━━ Excerpted data ━━

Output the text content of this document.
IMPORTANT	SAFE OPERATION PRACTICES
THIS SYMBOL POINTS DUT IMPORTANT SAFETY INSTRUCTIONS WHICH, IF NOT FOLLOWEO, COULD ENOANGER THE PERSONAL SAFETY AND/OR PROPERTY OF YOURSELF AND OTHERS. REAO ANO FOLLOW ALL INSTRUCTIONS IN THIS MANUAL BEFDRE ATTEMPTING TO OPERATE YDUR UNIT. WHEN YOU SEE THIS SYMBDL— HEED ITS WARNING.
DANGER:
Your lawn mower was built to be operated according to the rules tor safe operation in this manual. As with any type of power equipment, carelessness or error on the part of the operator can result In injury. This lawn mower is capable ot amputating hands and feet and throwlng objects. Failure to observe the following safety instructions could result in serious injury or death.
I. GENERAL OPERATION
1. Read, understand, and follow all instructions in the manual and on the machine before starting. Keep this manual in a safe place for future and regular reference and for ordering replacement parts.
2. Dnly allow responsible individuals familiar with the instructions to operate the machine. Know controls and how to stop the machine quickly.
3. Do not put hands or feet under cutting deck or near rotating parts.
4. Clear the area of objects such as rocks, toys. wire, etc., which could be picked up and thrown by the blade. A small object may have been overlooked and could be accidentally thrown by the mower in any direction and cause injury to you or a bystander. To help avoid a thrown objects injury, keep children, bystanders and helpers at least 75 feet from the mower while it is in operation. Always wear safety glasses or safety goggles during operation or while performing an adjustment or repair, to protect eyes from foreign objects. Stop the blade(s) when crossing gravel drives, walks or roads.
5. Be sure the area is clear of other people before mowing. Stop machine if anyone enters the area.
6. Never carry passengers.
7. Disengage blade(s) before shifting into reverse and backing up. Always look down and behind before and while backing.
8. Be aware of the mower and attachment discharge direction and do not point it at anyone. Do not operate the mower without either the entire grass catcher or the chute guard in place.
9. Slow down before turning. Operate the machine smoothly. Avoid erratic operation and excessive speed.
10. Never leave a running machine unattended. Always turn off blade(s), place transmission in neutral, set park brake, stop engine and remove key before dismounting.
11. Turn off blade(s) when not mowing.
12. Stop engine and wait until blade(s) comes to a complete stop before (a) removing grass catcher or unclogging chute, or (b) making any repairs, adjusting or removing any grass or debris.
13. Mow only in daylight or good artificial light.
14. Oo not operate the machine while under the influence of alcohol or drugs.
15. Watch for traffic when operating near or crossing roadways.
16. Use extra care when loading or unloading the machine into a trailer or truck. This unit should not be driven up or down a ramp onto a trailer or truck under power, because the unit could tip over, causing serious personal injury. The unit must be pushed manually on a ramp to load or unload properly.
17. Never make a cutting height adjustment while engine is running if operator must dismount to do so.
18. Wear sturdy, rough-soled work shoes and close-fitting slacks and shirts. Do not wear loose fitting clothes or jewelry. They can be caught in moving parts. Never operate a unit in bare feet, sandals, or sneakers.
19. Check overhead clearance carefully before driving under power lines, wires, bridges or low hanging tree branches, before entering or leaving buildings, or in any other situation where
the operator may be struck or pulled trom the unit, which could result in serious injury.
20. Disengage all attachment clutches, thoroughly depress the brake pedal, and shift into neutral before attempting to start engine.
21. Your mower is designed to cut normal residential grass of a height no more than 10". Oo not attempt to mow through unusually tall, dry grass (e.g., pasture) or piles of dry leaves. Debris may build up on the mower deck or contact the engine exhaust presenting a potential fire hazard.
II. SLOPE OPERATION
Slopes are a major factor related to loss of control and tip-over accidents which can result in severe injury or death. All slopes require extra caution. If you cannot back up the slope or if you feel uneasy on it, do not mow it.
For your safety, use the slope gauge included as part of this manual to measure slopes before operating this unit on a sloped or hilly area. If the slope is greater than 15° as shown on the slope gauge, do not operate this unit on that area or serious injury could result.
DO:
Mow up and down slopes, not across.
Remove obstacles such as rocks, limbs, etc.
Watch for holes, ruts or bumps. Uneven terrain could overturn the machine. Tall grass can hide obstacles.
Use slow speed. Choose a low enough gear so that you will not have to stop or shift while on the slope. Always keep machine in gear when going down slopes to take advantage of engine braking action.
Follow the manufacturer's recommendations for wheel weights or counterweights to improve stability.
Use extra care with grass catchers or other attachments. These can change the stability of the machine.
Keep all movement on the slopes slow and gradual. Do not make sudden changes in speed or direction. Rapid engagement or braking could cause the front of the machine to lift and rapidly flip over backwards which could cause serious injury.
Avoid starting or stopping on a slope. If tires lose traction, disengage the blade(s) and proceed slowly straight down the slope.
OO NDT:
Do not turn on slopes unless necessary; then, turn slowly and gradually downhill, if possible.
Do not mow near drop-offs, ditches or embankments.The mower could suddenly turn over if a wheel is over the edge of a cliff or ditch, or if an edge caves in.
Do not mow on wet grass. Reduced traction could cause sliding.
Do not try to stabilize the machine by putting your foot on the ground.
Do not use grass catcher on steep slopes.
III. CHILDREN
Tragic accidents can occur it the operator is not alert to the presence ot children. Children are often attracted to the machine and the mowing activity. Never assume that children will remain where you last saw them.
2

━━━

**Objective:**
Faithfully transcribe the whole of the data.

**The output:**
Output the text content of this document.
IMPORTANT	SAFE OPERATION PRACTICES
THIS SYMBOL POINTS DUT IMPORTANT SAFETY INSTRUCTIONS WHICH, IF NOT FOLLOWEO, COULD ENOANGER THE PERSONAL SAFETY AND/OR PROPERTY OF YOURSELF AND OTHERS. REAO ANO FOLLOW ALL INSTRUCTIONS IN THIS MANUAL BEFDRE ATTEMPTING TO OPERATE YDUR UNIT. WHEN YOU SEE THIS SYMBDL— HEED ITS WARNING.
DANGER:
Your lawn mower was built to be operated according to the rules tor safe operation in this manual. As with any type of power equipment, carelessness or error on the part of the operator can result In injury. This lawn mower is capable ot amputating hands and feet and throwlng objects. Failure to observe the following safety instructions could result in serious injury or death.
I. GENERAL OPERATION
1. Read, understand, and follow all instructions in the manual and on the machine before starting. Keep this manual in a safe place for future and regular reference and for ordering replacement parts.
2. Dnly allow responsible individuals familiar with the instructions to operate the machine. Know controls and how to stop the machine quickly.
3. Do not put hands or feet under cutting deck or near rotating parts.
4. Clear the area of objects such as rocks, toys. wire, etc., which could be picked up and thrown by the blade. A small object may have been overlooked and could be accidentally thrown by the mower in any direction and cause injury to you or a bystander. To help avoid a thrown objects injury, keep children, bystanders and helpers at least 75 feet from the mower while it is in operation. Always wear safety glasses or safety goggles during operation or while performing an adjustment or repair, to protect eyes from foreign objects. Stop the blade(s) when crossing gravel drives, walks or roads.
5. Be sure the area is clear of other people before mowing. Stop machine if anyone enters the area.
6. Never carry passengers.
7. Disengage blade(s) before shifting into reverse and backing up. Always look down and behind before and while backing.
8. Be aware of the mower and attachment discharge direction and do not point it at anyone. Do not operate the mower without either the entire grass catcher or the chute guard in place.
9. Slow down before turning. Operate the machine smoothly. Avoid erratic operation and excessive speed.
10. Never leave a running machine unattended. Always turn off blade(s), place transmission in neutral, set park brake, stop engine and remove key before dismounting.
11. Turn off blade(s) when not mowing.
12. Stop engine and wait until blade(s) comes to a complete stop before (a) removing grass catcher or unclogging chute, or (b) making any repairs, adjusting or removing any grass or debris.
13. Mow only in daylight or good artificial light.
14. Oo not operate the machine while under the influence of alcohol or drugs.
15. Watch for traffic when operating near or crossing roadways.
16. Use extra care when loading or unloading the machine into a trailer or truck. This unit should not be driven up or down a ramp onto a trailer or truck under power, because the unit could tip over, causing serious personal injury. The unit must be pushed manually on a ramp to load or unload properly.
17. Never make a cutting height adjustment while engine is running if operator must dismount to do so.
18. Wear sturdy, rough-soled work shoes and close-fitting slacks and shirts. Do not wear loose fitting clothes or jewelry. They can be caught in moving parts. Never operate a unit in bare feet, sandals, or sneakers.
19. Check overhead clearance carefully before driving under power lines, wires, bridges or low hanging tree branches, before entering or leaving buildings, or in any other situation where
the operator may be struck or pulled trom the unit, which could result in serious injury.
20. Disengage all attachment clutches, thoroughly depress the brake pedal, and shift into neutral before attempting to start engine.
21. Your mower is designed to cut normal residential grass of a height no more than 10". Oo not attempt to mow through unusually tall, dry grass (e.g., pasture) or piles of dry leaves. Debris may build up on the mower deck or contact the engine exhaust presenting a potential fire hazard.
II. SLOPE OPERATION
Slopes are a major factor related to loss of control and tip-over accidents which can result in severe injury or death. All slopes require extra caution. If you cannot back up the slope or if you feel uneasy on it, do not mow it.
For your safety, use the slope gauge included as part of this manual to measure slopes before operating this unit on a sloped or hilly area. If the slope is greater than 15° as shown on the slope gauge, do not operate this unit on that area or serious injury could result.
DO:
Mow up and down slopes, not across.
Remove obstacles such as rocks, limbs, etc.
Watch for holes, ruts or bumps. Uneven terrain could overturn the machine. Tall grass can hide obstacles.
Use slow speed. Choose a low enough gear so that you will not have to stop or shift while on the slope. Always keep machine in gear when going down slopes to take advantage of engine braking action.
Follow the manufacturer's recommendations for wheel weights or counterweights to improve stability.
Use extra care with grass catchers or other attachments. These can change the stability of the machine.
Keep all movement on the slopes slow and gradual. Do not make sudden changes in speed or direction. Rapid engagement or braking could cause the front of the machine to lift and rapidly flip over backwards which could cause serious injury.
Avoid starting or stopping on a slope. If tires lose traction, disengage the blade(s) and proceed slowly straight down the slope.
OO NDT:
Do not turn on slopes unless necessary; then, turn slowly and gradually downhill, if possible.
Do not mow near drop-offs, ditches or embankments.The mower could suddenly turn over if a wheel is over the edge of a cliff or ditch, or if an edge caves in.
Do not mow on wet grass. Reduced traction could cause sliding.
Do not try to stabilize the machine by putting your foot on the ground.
Do not use grass catcher on steep slopes.
III. CHILDREN
Tragic accidents can occur it the operator is not alert to the presence ot children. Children are often attracted to the machine and the mowing activity. Never assume that children will remain where you last saw them.
2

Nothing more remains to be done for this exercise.